▸ **Your task**: Retype exactly the stretch of lines that begins at the line containing "Extract the structured" and ends at the last line of the data, with no other lines.

>> Begin Material provided

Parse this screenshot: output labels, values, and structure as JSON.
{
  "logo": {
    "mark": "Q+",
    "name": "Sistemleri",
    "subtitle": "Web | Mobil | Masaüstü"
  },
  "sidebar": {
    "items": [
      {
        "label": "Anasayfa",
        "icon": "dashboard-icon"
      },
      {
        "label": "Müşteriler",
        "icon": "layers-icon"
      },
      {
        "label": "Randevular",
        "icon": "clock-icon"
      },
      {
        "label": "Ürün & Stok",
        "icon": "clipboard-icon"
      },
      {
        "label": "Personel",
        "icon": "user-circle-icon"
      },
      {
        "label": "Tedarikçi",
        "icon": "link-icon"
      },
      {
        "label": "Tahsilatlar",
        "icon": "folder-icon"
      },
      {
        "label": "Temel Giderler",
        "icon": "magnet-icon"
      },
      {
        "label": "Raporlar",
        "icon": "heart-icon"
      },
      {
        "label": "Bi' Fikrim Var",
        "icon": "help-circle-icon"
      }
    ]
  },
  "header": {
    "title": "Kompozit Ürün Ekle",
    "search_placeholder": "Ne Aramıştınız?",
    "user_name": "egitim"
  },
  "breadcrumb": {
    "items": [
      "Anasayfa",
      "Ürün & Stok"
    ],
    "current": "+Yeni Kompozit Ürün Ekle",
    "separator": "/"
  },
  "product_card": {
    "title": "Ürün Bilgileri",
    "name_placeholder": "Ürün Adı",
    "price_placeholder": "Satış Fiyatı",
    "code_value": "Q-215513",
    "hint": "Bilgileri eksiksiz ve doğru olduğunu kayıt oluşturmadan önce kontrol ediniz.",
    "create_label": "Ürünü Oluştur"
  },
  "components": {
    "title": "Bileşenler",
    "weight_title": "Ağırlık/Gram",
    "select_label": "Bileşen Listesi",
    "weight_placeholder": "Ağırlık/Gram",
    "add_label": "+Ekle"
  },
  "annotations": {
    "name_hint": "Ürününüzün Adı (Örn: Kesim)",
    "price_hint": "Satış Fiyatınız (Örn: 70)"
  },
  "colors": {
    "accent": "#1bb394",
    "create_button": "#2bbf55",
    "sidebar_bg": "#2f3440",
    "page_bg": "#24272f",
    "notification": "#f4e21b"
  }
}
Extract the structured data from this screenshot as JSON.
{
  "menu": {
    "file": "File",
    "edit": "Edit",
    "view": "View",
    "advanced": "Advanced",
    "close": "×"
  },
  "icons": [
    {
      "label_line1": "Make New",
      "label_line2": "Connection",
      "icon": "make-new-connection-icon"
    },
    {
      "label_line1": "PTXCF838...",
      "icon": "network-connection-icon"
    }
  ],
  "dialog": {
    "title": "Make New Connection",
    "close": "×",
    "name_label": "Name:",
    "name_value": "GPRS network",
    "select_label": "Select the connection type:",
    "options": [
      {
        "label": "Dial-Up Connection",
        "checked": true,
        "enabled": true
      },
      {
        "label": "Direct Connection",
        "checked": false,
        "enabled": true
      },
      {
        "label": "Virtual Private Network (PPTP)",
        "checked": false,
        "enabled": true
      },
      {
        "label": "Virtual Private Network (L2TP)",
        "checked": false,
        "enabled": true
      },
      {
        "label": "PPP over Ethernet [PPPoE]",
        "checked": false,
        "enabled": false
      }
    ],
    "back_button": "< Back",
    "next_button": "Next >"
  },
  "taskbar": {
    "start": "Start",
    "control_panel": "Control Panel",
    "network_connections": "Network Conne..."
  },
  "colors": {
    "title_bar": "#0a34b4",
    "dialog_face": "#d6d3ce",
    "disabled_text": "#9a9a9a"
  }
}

>> End Material provided

▸ **Correct answer**:
Extract the structured data from this screenshot as JSON.
{
  "menu": {
    "file": "File",
    "edit": "Edit",
    "view": "View",
    "advanced": "Advanced",
    "close": "×"
  },
  "icons": [
    {
      "label_line1": "Make New",
      "label_line2": "Connection",
      "icon": "make-new-connection-icon"
    },
    {
      "label_line1": "PTXCF838...",
      "icon": "network-connection-icon"
    }
  ],
  "dialog": {
    "title": "Make New Connection",
    "close": "×",
    "name_label": "Name:",
    "name_value": "GPRS network",
    "select_label": "Select the connection type:",
    "options": [
      {
        "label": "Dial-Up Connection",
        "checked": true,
        "enabled": true
      },
      {
        "label": "Direct Connection",
        "checked": false,
        "enabled": true
      },
      {
        "label": "Virtual Private Network (PPTP)",
        "checked": false,
        "enabled": true
      },
      {
        "label": "Virtual Private Network (L2TP)",
        "checked": false,
        "enabled": true
      },
      {
        "label": "PPP over Ethernet [PPPoE]",
        "checked": false,
        "enabled": false
      }
    ],
    "back_button": "< Back",
    "next_button": "Next >"
  },
  "taskbar": {
    "start": "Start",
    "control_panel": "Control Panel",
    "network_connections": "Network Conne..."
  },
  "colors": {
    "title_bar": "#0a34b4",
    "dialog_face": "#d6d3ce",
    "disabled_text": "#9a9a9a"
  }
}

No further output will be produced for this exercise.